### Task inputs
>>
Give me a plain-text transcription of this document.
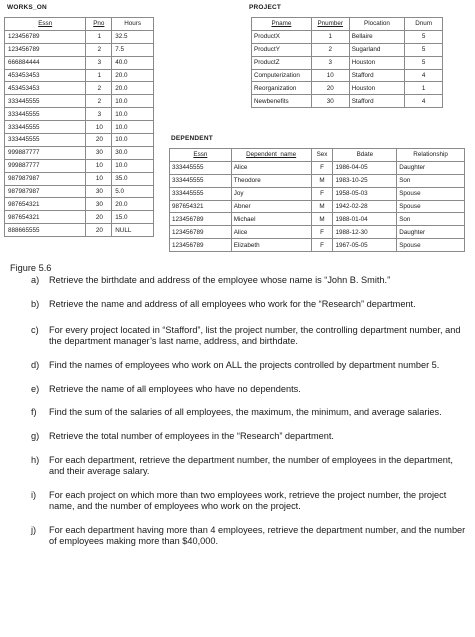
WORKS_ON
Essn	Pno	Hours
123456789	1	32.5
123456789	2	7.5
666884444	3	40.0
453453453	1	20.0
453453453	2	20.0
333445555	2	10.0
333445555	3	10.0
333445555	10	10.0
333445555	20	10.0
999887777	30	30.0
999887777	10	10.0
987987987	10	35.0
987987987	30	5.0
987654321	30	20.0
987654321	20	15.0
888665555	20	NULL
PROJECT
Pname	Pnumber	Plocation	Dnum
ProductX	1	Bellaire	5
ProductY	2	Sugarland	5
ProductZ	3	Houston	5
Computerization	10	Stafford	4
Reorganization	20	Houston	1
Newbenefits	30	Stafford	4
DEPENDENT
Essn	Dependent_name	Sex	Bdate	Relationship
333445555	Alice	F	1986-04-05	Daughter
333445555	Theodore	M	1983-10-25	Son
333445555	Joy	F	1958-05-03	Spouse
987654321	Abner	M	1942-02-28	Spouse
123456789	Michael	M	1988-01-04	Son
123456789	Alice	F	1988-12-30	Daughter
123456789	Elizabeth	F	1967-05-05	Spouse
Figure 5.6
a) Retrieve the birthdate and address of the employee whose name is “John B. Smith.”
b) Retrieve the name and address of all employees who work for the “Research” department.
c) For every project located in “Stafford”, list the project number, the controlling department number, and the department manager’s last name, address, and birthdate.
d) Find the names of employees who work on ALL the projects controlled by department number 5.
e) Retrieve the name of all employees who have no dependents.
f) Find the sum of the salaries of all employees, the maximum, the minimum, and average salaries.
g) Retrieve the total number of employees in the “Research” department.
h) For each department, retrieve the department number, the number of employees in the department, and their average salary.
i) For each project on which more than two employees work, retrieve the project number, the project name, and the number of employees who work on the project.
j) For each department having more than 4 employees, retrieve the department number, and the number of employees making more than $40,000.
<<
Repeat the data exactly, excluding the pictures.

### Solution for this task
Give me a plain-text transcription of this document.
WORKS_ON
Essn	Pno	Hours
123456789	1	32.5
123456789	2	7.5
666884444	3	40.0
453453453	1	20.0
453453453	2	20.0
333445555	2	10.0
333445555	3	10.0
333445555	10	10.0
333445555	20	10.0
999887777	30	30.0
999887777	10	10.0
987987987	10	35.0
987987987	30	5.0
987654321	30	20.0
987654321	20	15.0
888665555	20	NULL
PROJECT
Pname	Pnumber	Plocation	Dnum
ProductX	1	Bellaire	5
ProductY	2	Sugarland	5
ProductZ	3	Houston	5
Computerization	10	Stafford	4
Reorganization	20	Houston	1
Newbenefits	30	Stafford	4
DEPENDENT
Essn	Dependent_name	Sex	Bdate	Relationship
333445555	Alice	F	1986-04-05	Daughter
333445555	Theodore	M	1983-10-25	Son
333445555	Joy	F	1958-05-03	Spouse
987654321	Abner	M	1942-02-28	Spouse
123456789	Michael	M	1988-01-04	Son
123456789	Alice	F	1988-12-30	Daughter
123456789	Elizabeth	F	1967-05-05	Spouse
Figure 5.6
a) Retrieve the birthdate and address of the employee whose name is “John B. Smith.”
b) Retrieve the name and address of all employees who work for the “Research” department.
c) For every project located in “Stafford”, list the project number, the controlling department number, and the department manager’s last name, address, and birthdate.
d) Find the names of employees who work on ALL the projects controlled by department number 5.
e) Retrieve the name of all employees who have no dependents.
f) Find the sum of the salaries of all employees, the maximum, the minimum, and average salaries.
g) Retrieve the total number of employees in the “Research” department.
h) For each department, retrieve the department number, the number of employees in the department, and their average salary.
i) For each project on which more than two employees work, retrieve the project number, the project name, and the number of employees who work on the project.
j) For each department having more than 4 employees, retrieve the department number, and the number of employees making more than $40,000.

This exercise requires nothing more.